(Extracted records)
=-=-=
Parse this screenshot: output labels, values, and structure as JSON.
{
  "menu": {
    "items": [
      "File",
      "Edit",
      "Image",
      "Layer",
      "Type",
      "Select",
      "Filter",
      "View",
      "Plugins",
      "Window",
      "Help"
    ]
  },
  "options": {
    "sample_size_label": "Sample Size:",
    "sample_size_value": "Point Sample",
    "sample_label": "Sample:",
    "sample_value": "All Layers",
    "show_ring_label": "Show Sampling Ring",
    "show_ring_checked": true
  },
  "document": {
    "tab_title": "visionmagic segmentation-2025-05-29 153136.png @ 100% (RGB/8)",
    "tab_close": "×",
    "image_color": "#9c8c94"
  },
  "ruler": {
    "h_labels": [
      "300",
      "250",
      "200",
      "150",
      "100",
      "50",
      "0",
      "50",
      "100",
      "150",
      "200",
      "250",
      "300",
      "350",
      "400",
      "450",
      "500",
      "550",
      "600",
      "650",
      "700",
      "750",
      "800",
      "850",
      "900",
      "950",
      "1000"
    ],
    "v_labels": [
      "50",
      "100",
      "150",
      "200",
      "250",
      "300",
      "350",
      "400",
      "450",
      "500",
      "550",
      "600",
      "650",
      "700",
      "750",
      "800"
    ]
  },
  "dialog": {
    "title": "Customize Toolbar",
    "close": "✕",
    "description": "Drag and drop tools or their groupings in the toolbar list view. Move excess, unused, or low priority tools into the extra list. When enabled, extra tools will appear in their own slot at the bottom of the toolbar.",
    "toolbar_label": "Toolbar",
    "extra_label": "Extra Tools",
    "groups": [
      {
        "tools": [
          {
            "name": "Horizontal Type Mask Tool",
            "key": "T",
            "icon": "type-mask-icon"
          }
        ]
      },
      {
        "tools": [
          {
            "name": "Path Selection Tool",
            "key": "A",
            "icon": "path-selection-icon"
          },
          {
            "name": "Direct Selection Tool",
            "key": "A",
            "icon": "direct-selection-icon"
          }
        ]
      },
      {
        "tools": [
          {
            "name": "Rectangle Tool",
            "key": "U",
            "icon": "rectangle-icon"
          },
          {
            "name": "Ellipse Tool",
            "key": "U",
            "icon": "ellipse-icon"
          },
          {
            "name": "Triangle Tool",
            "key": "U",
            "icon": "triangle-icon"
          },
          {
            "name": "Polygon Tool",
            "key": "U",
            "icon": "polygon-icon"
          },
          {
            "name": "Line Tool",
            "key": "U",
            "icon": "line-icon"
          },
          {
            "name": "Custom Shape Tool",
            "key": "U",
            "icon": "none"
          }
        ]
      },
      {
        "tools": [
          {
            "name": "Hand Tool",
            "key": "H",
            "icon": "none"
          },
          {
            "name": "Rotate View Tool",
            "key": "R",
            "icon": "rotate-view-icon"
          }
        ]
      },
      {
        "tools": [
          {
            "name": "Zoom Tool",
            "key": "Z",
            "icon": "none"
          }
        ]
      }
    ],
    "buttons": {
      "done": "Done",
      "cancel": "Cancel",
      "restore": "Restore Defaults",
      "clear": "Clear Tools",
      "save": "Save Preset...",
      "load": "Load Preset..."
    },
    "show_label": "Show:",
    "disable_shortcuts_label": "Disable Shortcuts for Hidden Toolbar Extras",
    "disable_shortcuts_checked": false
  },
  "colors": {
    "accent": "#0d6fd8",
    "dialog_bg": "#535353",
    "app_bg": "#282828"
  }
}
=-=-=
EXERCISE TASK >> Copy out each record from above, exactly.

OUTPUT BELOW >>
Parse this screenshot: output labels, values, and structure as JSON.
{
  "menu": {
    "items": [
      "File",
      "Edit",
      "Image",
      "Layer",
      "Type",
      "Select",
      "Filter",
      "View",
      "Plugins",
      "Window",
      "Help"
    ]
  },
  "options": {
    "sample_size_label": "Sample Size:",
    "sample_size_value": "Point Sample",
    "sample_label": "Sample:",
    "sample_value": "All Layers",
    "show_ring_label": "Show Sampling Ring",
    "show_ring_checked": true
  },
  "document": {
    "tab_title": "visionmagic segmentation-2025-05-29 153136.png @ 100% (RGB/8)",
    "tab_close": "×",
    "image_color": "#9c8c94"
  },
  "ruler": {
    "h_labels": [
      "300",
      "250",
      "200",
      "150",
      "100",
      "50",
      "0",
      "50",
      "100",
      "150",
      "200",
      "250",
      "300",
      "350",
      "400",
      "450",
      "500",
      "550",
      "600",
      "650",
      "700",
      "750",
      "800",
      "850",
      "900",
      "950",
      "1000"
    ],
    "v_labels": [
      "50",
      "100",
      "150",
      "200",
      "250",
      "300",
      "350",
      "400",
      "450",
      "500",
      "550",
      "600",
      "650",
      "700",
      "750",
      "800"
    ]
  },
  "dialog": {
    "title": "Customize Toolbar",
    "close": "✕",
    "description": "Drag and drop tools or their groupings in the toolbar list view. Move excess, unused, or low priority tools into the extra list. When enabled, extra tools will appear in their own slot at the bottom of the toolbar.",
    "toolbar_label": "Toolbar",
    "extra_label": "Extra Tools",
    "groups": [
      {
        "tools": [
          {
            "name": "Horizontal Type Mask Tool",
            "key": "T",
            "icon": "type-mask-icon"
          }
        ]
      },
      {
        "tools": [
          {
            "name": "Path Selection Tool",
            "key": "A",
            "icon": "path-selection-icon"
          },
          {
            "name": "Direct Selection Tool",
            "key": "A",
            "icon": "direct-selection-icon"
          }
        ]
      },
      {
        "tools": [
          {
            "name": "Rectangle Tool",
            "key": "U",
            "icon": "rectangle-icon"
          },
          {
            "name": "Ellipse Tool",
            "key": "U",
            "icon": "ellipse-icon"
          },
          {
            "name": "Triangle Tool",
            "key": "U",
            "icon": "triangle-icon"
          },
          {
            "name": "Polygon Tool",
            "key": "U",
            "icon": "polygon-icon"
          },
          {
            "name": "Line Tool",
            "key": "U",
            "icon": "line-icon"
          },
          {
            "name": "Custom Shape Tool",
            "key": "U",
            "icon": "none"
          }
        ]
      },
      {
        "tools": [
          {
            "name": "Hand Tool",
            "key": "H",
            "icon": "none"
          },
          {
            "name": "Rotate View Tool",
            "key": "R",
            "icon": "rotate-view-icon"
          }
        ]
      },
      {
        "tools": [
          {
            "name": "Zoom Tool",
            "key": "Z",
            "icon": "none"
          }
        ]
      }
    ],
    "buttons": {
      "done": "Done",
      "cancel": "Cancel",
      "restore": "Restore Defaults",
      "clear": "Clear Tools",
      "save": "Save Preset...",
      "load": "Load Preset..."
    },
    "show_label": "Show:",
    "disable_shortcuts_label": "Disable Shortcuts for Hidden Toolbar Extras",
    "disable_shortcuts_checked": false
  },
  "colors": {
    "accent": "#0d6fd8",
    "dialog_bg": "#535353",
    "app_bg": "#282828"
  }
}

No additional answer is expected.